START MATERIAL SUPPLIED
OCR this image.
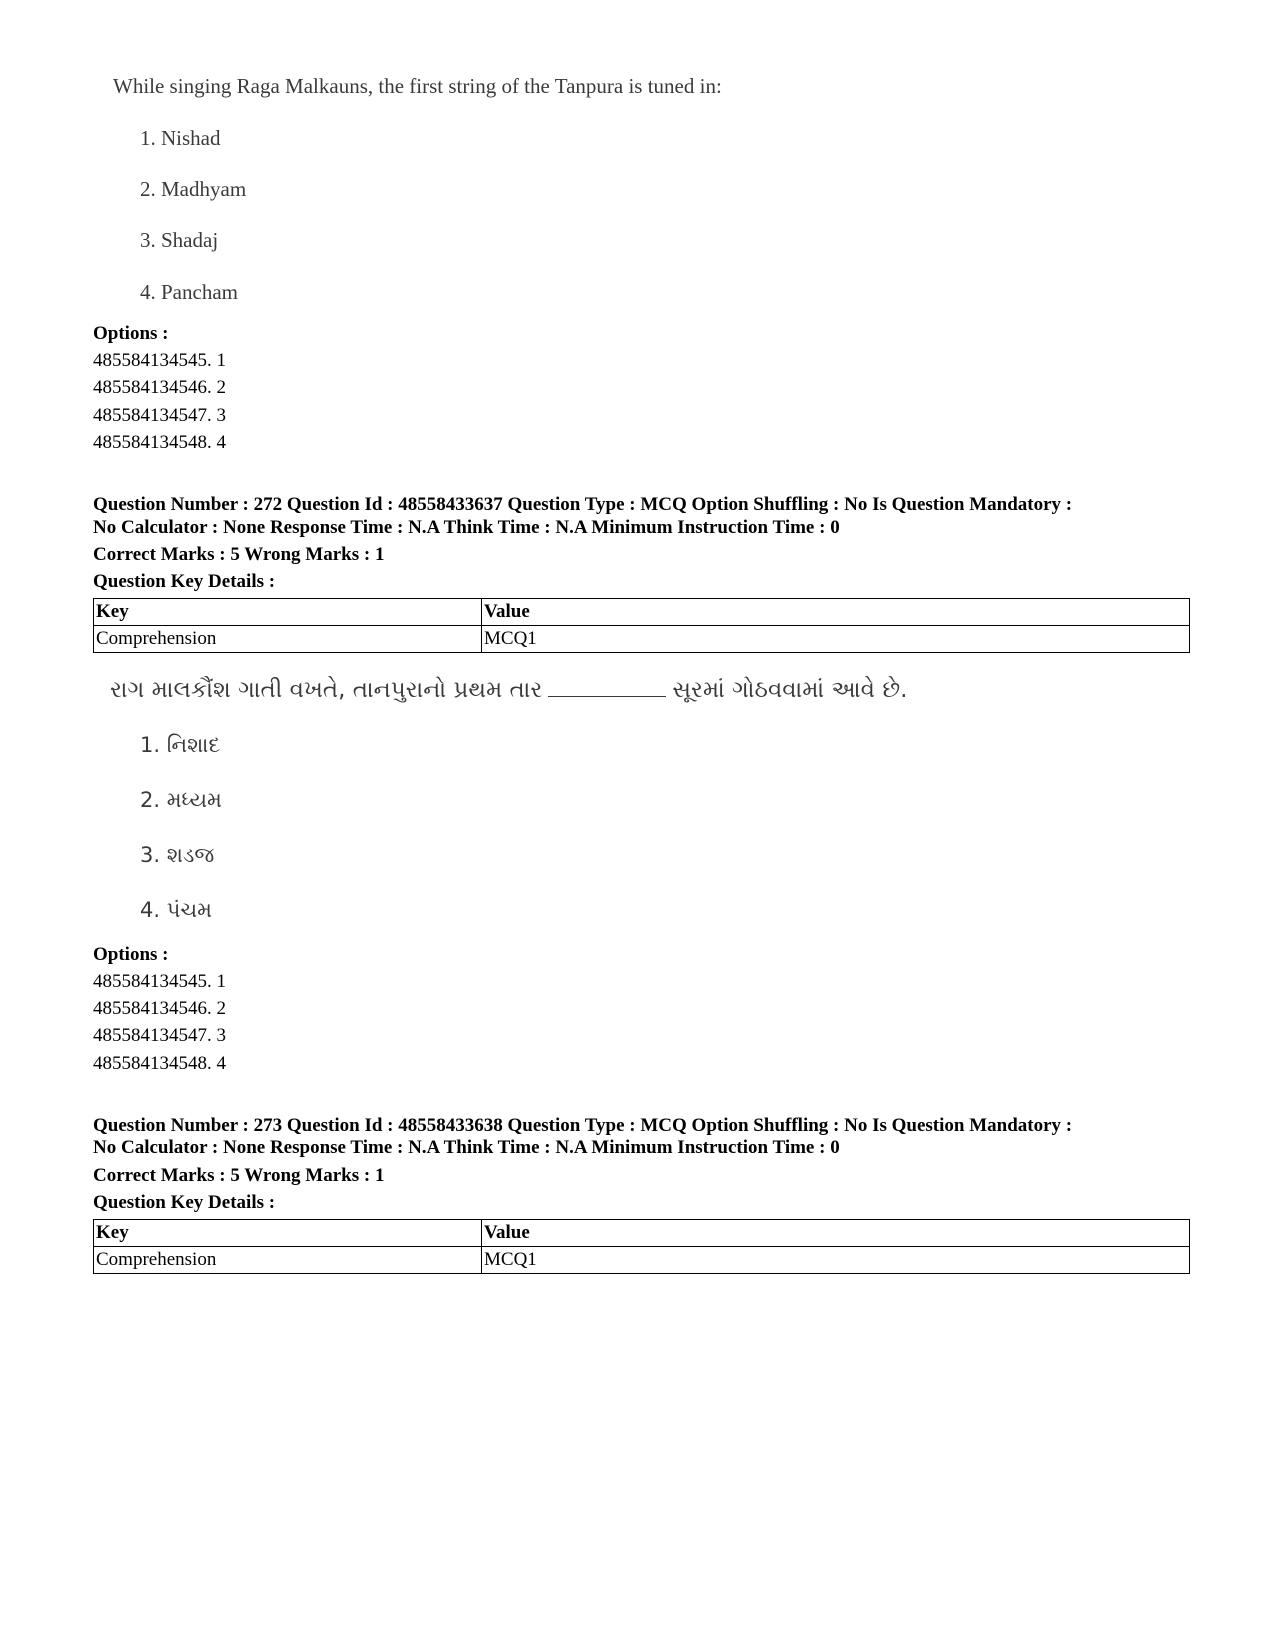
While singing Raga Malkauns, the first string of the Tanpura is tuned in:
1. Nishad
2. Madhyam
3. Shadaj
4. Pancham
Options :
485584134545. 1
485584134546. 2
485584134547. 3
485584134548. 4
Question Number : 272 Question Id : 48558433637 Question Type : MCQ Option Shuffling : No Is Question Mandatory :
No Calculator : None Response Time : N.A Think Time : N.A Minimum Instruction Time : 0
Correct Marks : 5 Wrong Marks : 1
Question Key Details :
Key	Value
Comprehension	MCQ1
રાગ માલકૌંશ ગાતી વખતે, તાનપુરાનો પ્રથમ તાર	સૂરમાં ગોઠવવામાં આવે છે.
1. નિશાદ
2. મધ્યમ
3. શડજ
4. પંચમ
Options :
485584134545. 1
485584134546. 2
485584134547. 3
485584134548. 4
Question Number : 273 Question Id : 48558433638 Question Type : MCQ Option Shuffling : No Is Question Mandatory :
No Calculator : None Response Time : N.A Think Time : N.A Minimum Instruction Time : 0
Correct Marks : 5 Wrong Marks : 1
Question Key Details :
Key	Value
Comprehension	MCQ1
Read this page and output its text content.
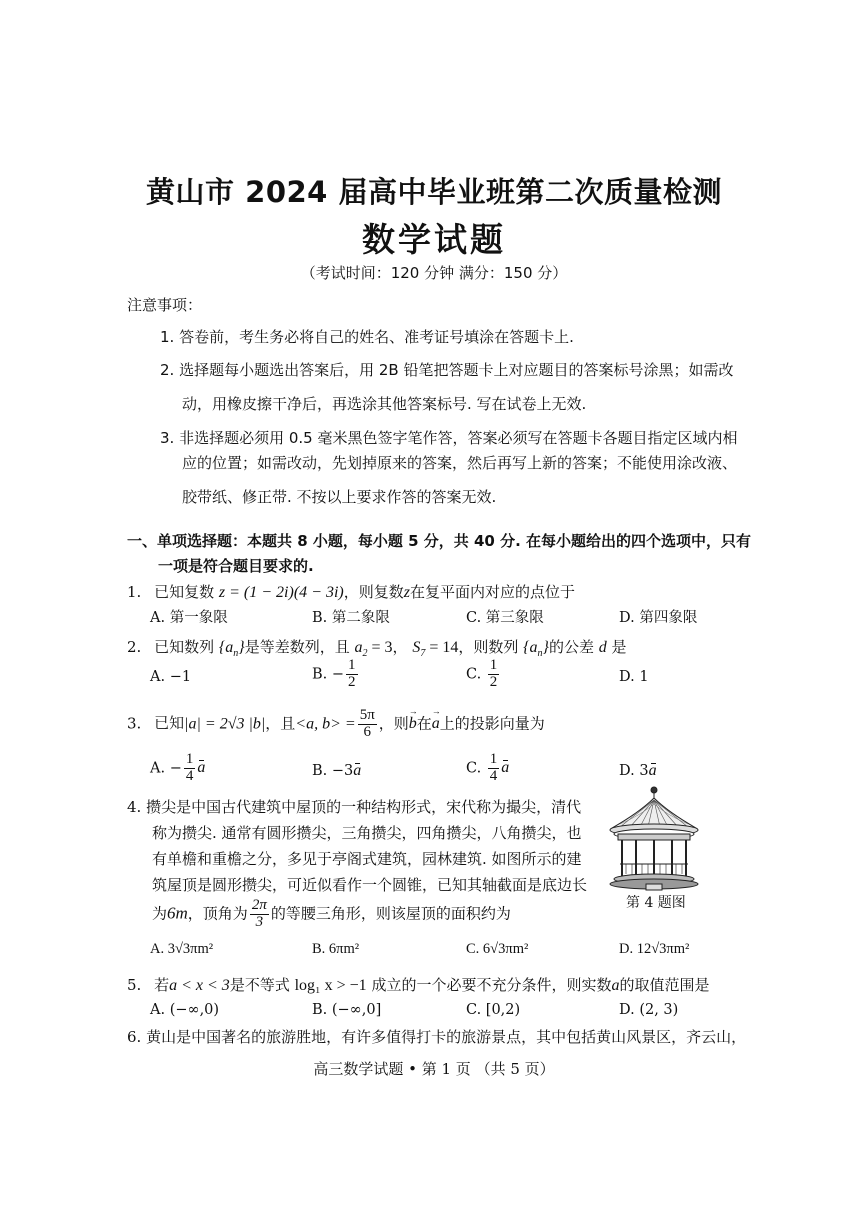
黄山市 2024 届高中毕业班第二次质量检测
数学试题
（考试时间：120 分钟 满分：150 分）
注意事项：
1. 答卷前，考生务必将自己的姓名、准考证号填涂在答题卡上.
2. 选择题每小题选出答案后，用 2B 铅笔把答题卡上对应题目的答案标号涂黑；如需改
动，用橡皮擦干净后，再选涂其他答案标号. 写在试卷上无效.
3. 非选择题必须用 0.5 毫米黑色签字笔作答，答案必须写在答题卡各题目指定区域内相
应的位置；如需改动，先划掉原来的答案，然后再写上新的答案；不能使用涂改液、
胶带纸、修正带. 不按以上要求作答的答案无效.
一、单项选择题：本题共 8 小题，每小题 5 分，共 40 分. 在每小题给出的四个选项中，只有
一项是符合题目要求的.
1. 已知复数 z = (1 − 2i)(4 − 3i)，则复数z在复平面内对应的点位于
A. 第一象限	B. 第二象限	C. 第三象限	D. 第四象限
2. 已知数列 $\{a_n\}$是等差数列，且 $a_2 = 3$， $S_7 = 14$，则数列 $\{a_n\}$的公差 d 是
A. −1	B. − $\frac{1}{2}$	C. $\frac{1}{2}$	D. 1
3. 已知|a| = 2√3 |b|，且<a, $b> = \frac{5\pi}{6}$ ，则→ b在→ a上的投影向量为
A. − $\frac{1}{4}$ a	B. −3a	C. $\frac{1}{4}$ a	D. 3a
4. 攒尖是中国古代建筑中屋顶的一种结构形式，宋代称为撮尖，清代
称为攒尖. 通常有圆形攒尖，三角攒尖，四角攒尖，八角攒尖，也
有单檐和重檐之分，多见于亭阁式建筑，园林建筑. 如图所示的建
筑屋顶是圆形攒尖，可近似看作一个圆锥，已知其轴截面是底边长
为6m，顶角为 $\frac{2\pi}{3}$ 的等腰三角形，则该屋顶的面积约为
第 4 题图
A. 3√3πm²	B. 6πm²	C. 6√3πm²	D. 12√3πm²
5. 若a < x < 3是不等式 log₁ x > −1 成立的一个必要不充分条件，则实数a的取值范围是
A. (−∞,0)	B. (−∞,0]	C. [0,2)	D. (2, 3)
6. 黄山是中国著名的旅游胜地，有许多值得打卡的旅游景点，其中包括黄山风景区，齐云山，
高三数学试题 • 第 1 页 （共 5 页）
END MATERIAL SUPPLIED
Search the listing for the string "Question". Copy each line where it turns up.

**THE RESPONSE:**
Question Number : 272 Question Id : 48558433637 Question Type : MCQ Option Shuffling : No Is Question Mandatory :
Question Key Details :
Question Number : 273 Question Id : 48558433638 Question Type : MCQ Option Shuffling : No Is Question Mandatory :
Question Key Details :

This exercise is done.